[What to produce]
Search the records for the word "Anastrozole" and report each line that has it.

[Excerpted records]
:::

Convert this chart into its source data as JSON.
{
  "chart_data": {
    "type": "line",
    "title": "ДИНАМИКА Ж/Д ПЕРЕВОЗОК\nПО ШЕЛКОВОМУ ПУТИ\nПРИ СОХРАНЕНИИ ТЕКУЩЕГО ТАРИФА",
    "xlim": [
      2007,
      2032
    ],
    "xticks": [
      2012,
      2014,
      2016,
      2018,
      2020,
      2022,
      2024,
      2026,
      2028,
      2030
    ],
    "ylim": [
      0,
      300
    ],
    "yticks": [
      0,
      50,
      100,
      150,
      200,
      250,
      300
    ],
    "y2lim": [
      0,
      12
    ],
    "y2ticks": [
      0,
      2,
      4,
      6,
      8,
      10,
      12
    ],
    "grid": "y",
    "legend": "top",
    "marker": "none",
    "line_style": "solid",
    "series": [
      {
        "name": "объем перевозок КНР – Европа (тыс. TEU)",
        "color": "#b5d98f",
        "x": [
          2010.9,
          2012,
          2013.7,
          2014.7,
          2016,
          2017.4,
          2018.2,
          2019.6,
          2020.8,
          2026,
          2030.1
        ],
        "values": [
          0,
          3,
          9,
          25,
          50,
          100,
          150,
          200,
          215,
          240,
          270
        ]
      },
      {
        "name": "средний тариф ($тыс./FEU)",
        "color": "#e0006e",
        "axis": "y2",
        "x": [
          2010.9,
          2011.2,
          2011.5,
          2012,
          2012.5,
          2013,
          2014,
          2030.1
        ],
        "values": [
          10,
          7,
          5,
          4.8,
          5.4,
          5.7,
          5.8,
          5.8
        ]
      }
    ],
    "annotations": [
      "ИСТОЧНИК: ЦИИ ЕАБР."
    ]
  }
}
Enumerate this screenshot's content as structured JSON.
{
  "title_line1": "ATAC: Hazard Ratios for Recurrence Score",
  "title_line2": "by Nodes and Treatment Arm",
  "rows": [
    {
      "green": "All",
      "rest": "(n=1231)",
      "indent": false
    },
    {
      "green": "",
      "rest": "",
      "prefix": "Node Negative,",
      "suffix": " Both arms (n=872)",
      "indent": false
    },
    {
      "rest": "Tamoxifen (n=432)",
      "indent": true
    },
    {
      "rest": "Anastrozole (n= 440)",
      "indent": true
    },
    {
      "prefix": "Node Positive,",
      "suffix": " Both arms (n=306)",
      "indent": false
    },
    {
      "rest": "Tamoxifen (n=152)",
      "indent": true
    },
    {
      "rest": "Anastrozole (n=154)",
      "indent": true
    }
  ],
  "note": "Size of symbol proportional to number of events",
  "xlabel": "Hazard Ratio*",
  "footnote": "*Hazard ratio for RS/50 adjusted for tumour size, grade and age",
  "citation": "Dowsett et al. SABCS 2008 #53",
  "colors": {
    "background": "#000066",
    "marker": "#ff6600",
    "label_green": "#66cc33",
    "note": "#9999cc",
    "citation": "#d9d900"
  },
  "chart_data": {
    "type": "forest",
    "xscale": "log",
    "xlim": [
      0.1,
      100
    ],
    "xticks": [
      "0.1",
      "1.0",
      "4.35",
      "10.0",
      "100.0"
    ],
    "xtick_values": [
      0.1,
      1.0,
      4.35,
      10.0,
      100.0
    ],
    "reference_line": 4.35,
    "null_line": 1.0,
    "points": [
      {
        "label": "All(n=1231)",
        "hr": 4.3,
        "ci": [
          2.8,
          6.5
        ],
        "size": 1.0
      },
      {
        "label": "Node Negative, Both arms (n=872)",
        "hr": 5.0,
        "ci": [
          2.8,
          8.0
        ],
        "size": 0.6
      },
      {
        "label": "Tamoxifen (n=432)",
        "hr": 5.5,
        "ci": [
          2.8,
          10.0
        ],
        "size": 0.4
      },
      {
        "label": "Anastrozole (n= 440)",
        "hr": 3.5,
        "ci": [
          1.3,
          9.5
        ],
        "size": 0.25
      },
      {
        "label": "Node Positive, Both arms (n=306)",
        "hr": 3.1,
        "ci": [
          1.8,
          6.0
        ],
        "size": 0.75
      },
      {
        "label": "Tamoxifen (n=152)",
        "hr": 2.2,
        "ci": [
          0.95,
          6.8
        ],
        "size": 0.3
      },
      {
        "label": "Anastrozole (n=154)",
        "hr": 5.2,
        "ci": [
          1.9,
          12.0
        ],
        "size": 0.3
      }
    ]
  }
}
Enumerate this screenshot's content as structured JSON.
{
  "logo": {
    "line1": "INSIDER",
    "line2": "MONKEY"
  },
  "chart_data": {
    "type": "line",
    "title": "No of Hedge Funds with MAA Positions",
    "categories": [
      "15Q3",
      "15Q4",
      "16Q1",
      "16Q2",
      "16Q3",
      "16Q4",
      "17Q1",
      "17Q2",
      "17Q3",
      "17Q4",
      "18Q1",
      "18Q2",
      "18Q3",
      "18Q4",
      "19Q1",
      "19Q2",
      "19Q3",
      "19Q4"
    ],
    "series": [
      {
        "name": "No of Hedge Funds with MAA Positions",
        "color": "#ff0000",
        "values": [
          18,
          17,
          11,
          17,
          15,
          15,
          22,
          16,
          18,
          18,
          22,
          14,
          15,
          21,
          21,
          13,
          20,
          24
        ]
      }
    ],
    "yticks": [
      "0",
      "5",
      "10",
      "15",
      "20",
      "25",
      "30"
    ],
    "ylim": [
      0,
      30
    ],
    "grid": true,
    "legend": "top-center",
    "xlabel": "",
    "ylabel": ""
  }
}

:::

[Solution]
      "rest": "Anastrozole (n= 440)",
      "rest": "Anastrozole (n=154)",
        "label": "Anastrozole (n= 440)",
        "label": "Anastrozole (n=154)",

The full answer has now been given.